**Listing**
════════

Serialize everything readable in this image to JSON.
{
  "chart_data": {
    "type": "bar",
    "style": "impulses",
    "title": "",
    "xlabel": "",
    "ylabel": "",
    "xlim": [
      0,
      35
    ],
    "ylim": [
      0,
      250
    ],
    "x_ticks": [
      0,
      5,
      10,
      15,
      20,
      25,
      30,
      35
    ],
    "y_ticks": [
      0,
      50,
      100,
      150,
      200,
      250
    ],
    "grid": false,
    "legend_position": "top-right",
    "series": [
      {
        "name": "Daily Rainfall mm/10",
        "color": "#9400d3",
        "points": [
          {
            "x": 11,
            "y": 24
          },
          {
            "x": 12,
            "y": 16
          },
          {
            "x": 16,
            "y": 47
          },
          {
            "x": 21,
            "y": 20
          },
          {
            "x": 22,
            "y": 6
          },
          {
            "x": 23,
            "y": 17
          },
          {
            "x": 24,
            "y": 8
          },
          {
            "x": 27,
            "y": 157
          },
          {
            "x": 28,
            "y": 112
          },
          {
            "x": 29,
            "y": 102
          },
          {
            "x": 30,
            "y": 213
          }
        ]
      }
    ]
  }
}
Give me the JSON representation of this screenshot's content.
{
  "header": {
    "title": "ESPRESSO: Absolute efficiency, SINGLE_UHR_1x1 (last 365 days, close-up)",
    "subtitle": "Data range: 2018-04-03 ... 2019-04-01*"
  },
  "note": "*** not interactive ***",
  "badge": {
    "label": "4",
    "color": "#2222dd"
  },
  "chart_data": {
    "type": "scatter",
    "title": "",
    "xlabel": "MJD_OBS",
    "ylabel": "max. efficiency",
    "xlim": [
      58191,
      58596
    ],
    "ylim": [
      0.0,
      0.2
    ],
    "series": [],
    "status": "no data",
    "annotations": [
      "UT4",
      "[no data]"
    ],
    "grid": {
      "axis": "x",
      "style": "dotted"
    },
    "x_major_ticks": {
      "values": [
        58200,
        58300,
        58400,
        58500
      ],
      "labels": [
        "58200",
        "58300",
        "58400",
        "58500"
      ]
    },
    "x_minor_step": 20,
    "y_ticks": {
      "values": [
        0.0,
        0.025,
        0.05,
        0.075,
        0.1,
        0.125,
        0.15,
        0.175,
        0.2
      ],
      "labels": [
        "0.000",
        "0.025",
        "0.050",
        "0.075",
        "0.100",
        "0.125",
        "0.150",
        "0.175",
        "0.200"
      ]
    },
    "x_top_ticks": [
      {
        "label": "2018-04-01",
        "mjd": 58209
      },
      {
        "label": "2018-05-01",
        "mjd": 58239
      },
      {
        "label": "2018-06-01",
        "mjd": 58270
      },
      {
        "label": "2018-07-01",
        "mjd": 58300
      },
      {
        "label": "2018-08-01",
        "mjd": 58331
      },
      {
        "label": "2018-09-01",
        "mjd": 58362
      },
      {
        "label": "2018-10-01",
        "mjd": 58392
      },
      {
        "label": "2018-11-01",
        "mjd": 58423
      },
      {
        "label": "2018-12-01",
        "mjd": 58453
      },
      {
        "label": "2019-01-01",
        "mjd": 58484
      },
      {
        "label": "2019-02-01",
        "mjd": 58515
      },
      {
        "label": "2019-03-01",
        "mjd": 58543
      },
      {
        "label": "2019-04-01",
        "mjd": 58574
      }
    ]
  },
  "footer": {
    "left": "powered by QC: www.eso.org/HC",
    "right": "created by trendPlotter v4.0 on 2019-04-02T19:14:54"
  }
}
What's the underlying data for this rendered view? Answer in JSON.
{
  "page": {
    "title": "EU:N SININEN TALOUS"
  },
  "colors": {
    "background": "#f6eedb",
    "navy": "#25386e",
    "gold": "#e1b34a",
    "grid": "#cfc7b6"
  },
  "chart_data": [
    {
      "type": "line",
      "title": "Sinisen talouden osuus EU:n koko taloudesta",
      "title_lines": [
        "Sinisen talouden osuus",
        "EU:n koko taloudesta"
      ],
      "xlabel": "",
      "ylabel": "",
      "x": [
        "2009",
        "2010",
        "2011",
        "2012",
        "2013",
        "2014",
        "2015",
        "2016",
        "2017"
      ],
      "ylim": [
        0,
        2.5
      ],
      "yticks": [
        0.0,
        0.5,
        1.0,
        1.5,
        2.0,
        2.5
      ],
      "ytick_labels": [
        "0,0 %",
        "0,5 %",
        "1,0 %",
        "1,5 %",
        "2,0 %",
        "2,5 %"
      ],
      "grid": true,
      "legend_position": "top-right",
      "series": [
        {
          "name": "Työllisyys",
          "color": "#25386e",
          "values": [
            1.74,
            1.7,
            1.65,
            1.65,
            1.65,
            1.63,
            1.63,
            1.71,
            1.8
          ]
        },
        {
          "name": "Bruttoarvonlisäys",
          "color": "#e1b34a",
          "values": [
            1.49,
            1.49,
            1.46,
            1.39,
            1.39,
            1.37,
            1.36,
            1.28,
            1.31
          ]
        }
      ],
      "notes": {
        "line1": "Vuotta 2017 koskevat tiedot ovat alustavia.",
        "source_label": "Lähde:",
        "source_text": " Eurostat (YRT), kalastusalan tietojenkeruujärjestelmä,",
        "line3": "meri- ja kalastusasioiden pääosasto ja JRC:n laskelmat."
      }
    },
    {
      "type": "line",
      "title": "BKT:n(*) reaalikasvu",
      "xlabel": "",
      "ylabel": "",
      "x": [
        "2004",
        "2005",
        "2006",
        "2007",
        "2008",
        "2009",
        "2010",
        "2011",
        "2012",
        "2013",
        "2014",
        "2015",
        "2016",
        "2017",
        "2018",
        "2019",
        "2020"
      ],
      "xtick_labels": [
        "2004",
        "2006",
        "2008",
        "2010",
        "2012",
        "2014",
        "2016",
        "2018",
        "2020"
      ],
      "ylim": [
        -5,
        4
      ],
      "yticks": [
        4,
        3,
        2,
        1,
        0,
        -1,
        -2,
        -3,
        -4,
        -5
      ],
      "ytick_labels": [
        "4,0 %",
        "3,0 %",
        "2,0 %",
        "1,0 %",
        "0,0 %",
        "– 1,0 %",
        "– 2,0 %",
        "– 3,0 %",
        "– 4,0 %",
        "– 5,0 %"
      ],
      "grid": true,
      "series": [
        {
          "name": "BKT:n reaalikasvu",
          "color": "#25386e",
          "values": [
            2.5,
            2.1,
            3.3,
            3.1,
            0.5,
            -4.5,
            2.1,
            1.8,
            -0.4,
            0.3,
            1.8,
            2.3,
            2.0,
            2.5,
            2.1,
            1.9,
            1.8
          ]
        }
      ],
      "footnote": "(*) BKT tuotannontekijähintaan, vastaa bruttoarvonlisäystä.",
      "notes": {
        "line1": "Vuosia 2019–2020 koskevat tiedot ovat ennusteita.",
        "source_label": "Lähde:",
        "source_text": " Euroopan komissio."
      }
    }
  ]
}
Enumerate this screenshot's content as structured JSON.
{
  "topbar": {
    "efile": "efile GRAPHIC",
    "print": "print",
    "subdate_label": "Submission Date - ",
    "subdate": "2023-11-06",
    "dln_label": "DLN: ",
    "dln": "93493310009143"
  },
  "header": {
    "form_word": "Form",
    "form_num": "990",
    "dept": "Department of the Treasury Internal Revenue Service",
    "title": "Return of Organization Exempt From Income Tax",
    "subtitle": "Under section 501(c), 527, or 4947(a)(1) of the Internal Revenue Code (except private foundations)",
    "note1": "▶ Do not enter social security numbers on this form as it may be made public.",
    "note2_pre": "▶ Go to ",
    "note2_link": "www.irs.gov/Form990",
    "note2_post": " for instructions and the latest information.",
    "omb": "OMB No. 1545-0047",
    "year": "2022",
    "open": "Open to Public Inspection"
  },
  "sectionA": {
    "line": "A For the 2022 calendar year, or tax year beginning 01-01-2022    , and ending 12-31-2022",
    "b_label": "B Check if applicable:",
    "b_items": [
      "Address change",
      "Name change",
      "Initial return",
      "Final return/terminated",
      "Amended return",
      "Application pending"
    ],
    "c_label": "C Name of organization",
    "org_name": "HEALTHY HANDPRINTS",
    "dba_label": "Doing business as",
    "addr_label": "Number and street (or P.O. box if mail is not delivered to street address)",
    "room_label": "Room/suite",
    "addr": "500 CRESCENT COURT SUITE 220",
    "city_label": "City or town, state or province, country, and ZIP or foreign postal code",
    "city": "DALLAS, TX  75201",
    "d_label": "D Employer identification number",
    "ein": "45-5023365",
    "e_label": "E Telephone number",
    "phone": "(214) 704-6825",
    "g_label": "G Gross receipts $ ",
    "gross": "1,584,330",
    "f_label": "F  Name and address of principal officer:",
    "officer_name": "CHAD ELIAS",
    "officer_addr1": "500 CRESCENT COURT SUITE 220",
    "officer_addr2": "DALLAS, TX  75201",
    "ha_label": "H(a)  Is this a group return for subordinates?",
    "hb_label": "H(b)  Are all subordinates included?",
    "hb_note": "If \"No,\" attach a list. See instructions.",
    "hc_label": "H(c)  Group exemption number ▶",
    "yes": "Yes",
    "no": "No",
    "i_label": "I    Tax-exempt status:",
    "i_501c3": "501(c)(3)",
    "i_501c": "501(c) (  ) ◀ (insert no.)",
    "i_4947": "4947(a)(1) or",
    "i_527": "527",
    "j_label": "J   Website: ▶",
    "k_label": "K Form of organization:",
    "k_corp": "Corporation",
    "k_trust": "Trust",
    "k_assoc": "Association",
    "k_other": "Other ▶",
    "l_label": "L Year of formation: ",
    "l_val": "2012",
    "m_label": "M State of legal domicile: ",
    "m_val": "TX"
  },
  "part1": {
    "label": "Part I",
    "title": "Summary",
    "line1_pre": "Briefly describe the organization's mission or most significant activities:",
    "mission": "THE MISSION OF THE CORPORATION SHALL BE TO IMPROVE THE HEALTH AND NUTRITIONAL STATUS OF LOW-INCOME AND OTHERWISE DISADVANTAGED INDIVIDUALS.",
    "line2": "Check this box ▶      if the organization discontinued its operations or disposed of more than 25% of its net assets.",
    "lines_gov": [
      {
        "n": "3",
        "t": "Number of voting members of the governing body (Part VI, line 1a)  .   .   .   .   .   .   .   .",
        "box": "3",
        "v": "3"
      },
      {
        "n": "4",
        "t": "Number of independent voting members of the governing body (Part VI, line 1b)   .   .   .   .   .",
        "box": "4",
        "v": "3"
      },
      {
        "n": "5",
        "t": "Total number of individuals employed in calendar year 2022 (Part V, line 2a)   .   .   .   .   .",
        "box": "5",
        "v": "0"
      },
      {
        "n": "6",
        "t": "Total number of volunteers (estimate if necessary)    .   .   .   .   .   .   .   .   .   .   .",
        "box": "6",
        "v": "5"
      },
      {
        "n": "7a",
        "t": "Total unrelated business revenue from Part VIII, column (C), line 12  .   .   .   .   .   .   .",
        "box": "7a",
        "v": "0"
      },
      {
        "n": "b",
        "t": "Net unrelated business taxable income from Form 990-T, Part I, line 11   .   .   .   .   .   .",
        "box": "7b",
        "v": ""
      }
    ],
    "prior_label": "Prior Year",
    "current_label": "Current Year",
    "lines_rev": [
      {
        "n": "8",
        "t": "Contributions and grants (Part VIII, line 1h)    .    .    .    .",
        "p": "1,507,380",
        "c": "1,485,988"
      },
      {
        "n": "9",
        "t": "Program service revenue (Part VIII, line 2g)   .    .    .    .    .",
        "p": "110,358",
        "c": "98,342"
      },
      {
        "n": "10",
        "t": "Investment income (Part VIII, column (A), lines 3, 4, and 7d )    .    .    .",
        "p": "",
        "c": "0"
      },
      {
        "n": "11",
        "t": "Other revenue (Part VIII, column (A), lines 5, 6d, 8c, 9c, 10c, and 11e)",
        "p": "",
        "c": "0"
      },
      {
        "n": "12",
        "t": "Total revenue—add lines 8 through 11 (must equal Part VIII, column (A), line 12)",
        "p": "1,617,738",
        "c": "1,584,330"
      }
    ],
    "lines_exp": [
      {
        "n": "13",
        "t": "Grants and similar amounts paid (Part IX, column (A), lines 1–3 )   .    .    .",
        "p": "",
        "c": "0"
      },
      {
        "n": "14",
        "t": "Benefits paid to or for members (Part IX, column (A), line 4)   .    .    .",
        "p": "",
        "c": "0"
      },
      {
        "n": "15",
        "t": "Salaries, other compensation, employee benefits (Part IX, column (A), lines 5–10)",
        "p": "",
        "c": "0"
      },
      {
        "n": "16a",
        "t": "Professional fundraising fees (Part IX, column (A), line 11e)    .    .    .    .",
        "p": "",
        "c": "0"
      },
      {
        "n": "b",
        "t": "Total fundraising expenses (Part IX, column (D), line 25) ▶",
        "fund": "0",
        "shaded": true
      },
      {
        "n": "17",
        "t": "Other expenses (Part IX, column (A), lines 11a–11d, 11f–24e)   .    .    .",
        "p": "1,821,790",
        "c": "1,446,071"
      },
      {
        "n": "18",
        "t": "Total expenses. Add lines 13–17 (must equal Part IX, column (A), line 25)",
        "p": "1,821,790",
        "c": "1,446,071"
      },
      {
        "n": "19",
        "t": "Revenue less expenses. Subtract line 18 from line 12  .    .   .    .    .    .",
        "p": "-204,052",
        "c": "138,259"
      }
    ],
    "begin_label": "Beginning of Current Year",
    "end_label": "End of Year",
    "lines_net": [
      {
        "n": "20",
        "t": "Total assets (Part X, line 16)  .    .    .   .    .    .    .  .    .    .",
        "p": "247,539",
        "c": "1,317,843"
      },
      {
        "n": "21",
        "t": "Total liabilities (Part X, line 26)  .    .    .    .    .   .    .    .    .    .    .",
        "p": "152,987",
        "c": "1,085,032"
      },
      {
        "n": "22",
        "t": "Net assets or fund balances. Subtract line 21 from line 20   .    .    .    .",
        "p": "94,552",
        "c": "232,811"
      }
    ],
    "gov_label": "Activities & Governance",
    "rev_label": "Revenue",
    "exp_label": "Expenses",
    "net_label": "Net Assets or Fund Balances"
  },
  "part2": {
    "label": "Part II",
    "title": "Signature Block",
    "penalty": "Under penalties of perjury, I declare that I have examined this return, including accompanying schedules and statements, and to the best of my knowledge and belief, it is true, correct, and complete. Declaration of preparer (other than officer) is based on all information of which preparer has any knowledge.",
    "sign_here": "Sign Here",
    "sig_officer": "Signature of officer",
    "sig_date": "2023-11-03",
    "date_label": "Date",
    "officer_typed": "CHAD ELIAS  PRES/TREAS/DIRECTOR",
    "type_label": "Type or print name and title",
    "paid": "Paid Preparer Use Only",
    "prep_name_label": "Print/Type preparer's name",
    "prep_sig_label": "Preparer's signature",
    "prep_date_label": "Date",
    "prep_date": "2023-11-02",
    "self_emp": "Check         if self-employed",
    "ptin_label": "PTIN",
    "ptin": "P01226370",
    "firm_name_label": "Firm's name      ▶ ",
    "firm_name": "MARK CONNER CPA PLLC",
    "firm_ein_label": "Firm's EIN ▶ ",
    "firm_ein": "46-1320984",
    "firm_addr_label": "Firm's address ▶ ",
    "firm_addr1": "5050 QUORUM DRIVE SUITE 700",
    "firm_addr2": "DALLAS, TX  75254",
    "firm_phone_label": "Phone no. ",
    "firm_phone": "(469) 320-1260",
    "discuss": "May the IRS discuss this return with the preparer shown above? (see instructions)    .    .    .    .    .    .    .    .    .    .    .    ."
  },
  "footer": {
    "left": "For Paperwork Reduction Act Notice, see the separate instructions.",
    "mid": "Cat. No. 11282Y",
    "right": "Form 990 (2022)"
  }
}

════════

**What you will do**
In the records above, how many lines hold the string "must"? Reply with only the number.

**Complete answer**
2